### What is being asked
Go through the data below. List every line that holds the word "screenshot".

Dataset items:
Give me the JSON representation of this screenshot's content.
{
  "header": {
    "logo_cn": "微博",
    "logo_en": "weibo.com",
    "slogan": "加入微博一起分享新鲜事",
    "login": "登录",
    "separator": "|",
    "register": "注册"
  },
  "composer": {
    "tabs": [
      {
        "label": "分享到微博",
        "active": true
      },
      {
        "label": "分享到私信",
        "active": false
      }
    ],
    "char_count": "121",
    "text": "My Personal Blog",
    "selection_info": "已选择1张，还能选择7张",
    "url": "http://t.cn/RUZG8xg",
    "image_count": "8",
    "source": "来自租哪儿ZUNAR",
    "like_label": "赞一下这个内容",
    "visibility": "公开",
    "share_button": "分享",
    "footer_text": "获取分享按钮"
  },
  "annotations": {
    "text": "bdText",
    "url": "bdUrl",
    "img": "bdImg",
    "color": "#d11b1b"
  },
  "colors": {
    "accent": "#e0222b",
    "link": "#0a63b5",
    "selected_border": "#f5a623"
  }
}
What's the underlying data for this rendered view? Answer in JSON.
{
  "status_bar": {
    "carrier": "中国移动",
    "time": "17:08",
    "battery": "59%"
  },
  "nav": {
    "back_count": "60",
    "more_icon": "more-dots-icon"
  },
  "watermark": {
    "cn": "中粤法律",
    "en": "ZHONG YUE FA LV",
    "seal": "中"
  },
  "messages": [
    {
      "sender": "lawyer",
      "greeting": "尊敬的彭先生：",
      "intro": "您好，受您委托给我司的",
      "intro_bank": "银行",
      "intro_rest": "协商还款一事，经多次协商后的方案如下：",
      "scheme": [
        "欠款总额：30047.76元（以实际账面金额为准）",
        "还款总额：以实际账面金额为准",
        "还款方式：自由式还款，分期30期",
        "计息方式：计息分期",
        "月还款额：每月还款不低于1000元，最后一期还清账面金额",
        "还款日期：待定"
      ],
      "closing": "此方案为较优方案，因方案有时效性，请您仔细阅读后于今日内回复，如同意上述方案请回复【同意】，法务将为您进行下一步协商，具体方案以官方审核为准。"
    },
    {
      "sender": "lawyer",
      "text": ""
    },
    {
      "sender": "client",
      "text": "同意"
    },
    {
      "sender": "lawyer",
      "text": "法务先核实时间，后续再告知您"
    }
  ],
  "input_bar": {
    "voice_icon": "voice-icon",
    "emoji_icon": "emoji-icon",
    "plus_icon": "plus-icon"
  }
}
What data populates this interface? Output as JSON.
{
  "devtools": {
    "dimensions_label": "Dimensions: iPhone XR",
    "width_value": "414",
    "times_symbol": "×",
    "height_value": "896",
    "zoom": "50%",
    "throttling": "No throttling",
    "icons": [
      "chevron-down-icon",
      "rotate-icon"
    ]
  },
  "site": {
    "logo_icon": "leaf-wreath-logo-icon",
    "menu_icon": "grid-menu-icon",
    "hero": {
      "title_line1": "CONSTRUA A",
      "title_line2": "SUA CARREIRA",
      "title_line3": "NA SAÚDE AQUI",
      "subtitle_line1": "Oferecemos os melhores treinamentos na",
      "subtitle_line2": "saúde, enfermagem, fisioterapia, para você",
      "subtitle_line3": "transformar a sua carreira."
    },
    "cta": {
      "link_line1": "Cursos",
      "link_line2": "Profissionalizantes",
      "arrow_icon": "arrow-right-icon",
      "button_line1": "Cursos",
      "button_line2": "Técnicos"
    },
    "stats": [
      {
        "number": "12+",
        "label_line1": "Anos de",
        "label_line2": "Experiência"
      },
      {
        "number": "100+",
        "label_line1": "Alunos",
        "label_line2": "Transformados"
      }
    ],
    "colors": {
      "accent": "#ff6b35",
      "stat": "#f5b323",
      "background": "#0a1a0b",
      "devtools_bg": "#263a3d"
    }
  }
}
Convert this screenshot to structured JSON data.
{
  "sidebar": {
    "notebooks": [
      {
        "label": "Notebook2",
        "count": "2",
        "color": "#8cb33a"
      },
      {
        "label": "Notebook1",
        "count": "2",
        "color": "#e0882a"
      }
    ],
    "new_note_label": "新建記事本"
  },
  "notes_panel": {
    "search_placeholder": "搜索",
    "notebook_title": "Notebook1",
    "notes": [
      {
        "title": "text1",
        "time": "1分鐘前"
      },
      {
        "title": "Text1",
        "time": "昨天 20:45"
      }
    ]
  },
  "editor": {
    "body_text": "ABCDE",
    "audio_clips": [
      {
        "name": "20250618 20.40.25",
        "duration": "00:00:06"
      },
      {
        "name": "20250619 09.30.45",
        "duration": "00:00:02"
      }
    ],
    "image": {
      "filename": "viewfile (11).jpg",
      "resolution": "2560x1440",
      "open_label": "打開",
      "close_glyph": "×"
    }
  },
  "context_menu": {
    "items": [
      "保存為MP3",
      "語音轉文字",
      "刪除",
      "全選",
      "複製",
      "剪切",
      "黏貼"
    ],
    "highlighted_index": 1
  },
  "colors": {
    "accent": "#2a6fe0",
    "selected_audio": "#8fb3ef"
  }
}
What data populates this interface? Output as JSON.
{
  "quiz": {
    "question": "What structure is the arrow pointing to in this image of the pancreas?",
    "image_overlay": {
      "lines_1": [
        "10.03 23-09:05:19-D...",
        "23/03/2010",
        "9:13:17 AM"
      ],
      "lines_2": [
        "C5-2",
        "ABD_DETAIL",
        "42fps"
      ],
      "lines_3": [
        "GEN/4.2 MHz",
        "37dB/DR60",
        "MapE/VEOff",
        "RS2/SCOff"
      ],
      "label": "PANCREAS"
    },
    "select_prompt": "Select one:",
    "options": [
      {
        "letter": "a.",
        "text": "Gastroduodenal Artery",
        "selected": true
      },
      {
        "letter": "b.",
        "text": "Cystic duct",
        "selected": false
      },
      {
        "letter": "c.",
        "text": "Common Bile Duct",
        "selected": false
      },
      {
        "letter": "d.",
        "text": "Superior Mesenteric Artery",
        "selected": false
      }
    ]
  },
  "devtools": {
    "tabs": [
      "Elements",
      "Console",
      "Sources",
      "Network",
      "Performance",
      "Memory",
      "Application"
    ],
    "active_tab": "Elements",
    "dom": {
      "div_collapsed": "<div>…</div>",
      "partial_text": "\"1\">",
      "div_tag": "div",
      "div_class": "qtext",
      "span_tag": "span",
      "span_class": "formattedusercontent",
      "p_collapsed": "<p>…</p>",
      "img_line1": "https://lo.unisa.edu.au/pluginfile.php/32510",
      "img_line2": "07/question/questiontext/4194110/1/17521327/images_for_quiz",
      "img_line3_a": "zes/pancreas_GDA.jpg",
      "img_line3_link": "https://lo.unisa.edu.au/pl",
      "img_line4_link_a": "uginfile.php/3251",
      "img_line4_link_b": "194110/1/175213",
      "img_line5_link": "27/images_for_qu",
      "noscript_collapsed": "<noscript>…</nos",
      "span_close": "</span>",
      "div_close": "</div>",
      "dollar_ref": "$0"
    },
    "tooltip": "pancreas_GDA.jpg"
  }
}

### Response
Give me the JSON representation of this screenshot's content.
Convert this screenshot to structured JSON data.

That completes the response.